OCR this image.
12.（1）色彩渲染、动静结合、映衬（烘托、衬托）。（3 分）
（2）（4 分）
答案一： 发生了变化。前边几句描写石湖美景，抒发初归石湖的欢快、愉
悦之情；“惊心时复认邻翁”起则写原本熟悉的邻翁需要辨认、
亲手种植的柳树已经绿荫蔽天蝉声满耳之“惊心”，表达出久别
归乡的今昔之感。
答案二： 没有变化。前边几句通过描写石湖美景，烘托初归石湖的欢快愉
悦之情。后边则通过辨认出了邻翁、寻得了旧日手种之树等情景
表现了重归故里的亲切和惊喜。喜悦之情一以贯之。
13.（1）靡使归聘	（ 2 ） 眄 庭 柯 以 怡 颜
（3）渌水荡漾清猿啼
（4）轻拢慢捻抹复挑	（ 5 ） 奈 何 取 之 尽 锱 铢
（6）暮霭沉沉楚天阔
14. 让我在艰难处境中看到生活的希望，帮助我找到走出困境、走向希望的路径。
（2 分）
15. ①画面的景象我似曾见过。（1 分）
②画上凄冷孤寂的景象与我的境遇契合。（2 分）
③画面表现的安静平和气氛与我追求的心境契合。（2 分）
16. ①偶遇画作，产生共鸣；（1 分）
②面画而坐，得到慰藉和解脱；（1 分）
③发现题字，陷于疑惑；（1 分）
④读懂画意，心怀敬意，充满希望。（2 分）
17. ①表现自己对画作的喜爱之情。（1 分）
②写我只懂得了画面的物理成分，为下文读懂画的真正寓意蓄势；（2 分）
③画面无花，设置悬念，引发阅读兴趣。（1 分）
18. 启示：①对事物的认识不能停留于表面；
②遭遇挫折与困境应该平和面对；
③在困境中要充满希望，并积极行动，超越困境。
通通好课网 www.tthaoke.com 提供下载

== == ==

* Instructions for the task:
The listing above must be transcribed exactly, line by line.

* Result:
OCR this image.
12.（1）色彩渲染、动静结合、映衬（烘托、衬托）。（3 分）
（2）（4 分）
答案一： 发生了变化。前边几句描写石湖美景，抒发初归石湖的欢快、愉
悦之情；“惊心时复认邻翁”起则写原本熟悉的邻翁需要辨认、
亲手种植的柳树已经绿荫蔽天蝉声满耳之“惊心”，表达出久别
归乡的今昔之感。
答案二： 没有变化。前边几句通过描写石湖美景，烘托初归石湖的欢快愉
悦之情。后边则通过辨认出了邻翁、寻得了旧日手种之树等情景
表现了重归故里的亲切和惊喜。喜悦之情一以贯之。
13.（1）靡使归聘	（ 2 ） 眄 庭 柯 以 怡 颜
（3）渌水荡漾清猿啼
（4）轻拢慢捻抹复挑	（ 5 ） 奈 何 取 之 尽 锱 铢
（6）暮霭沉沉楚天阔
14. 让我在艰难处境中看到生活的希望，帮助我找到走出困境、走向希望的路径。
（2 分）
15. ①画面的景象我似曾见过。（1 分）
②画上凄冷孤寂的景象与我的境遇契合。（2 分）
③画面表现的安静平和气氛与我追求的心境契合。（2 分）
16. ①偶遇画作，产生共鸣；（1 分）
②面画而坐，得到慰藉和解脱；（1 分）
③发现题字，陷于疑惑；（1 分）
④读懂画意，心怀敬意，充满希望。（2 分）
17. ①表现自己对画作的喜爱之情。（1 分）
②写我只懂得了画面的物理成分，为下文读懂画的真正寓意蓄势；（2 分）
③画面无花，设置悬念，引发阅读兴趣。（1 分）
18. 启示：①对事物的认识不能停留于表面；
②遭遇挫折与困境应该平和面对；
③在困境中要充满希望，并积极行动，超越困境。
通通好课网 www.tthaoke.com 提供下载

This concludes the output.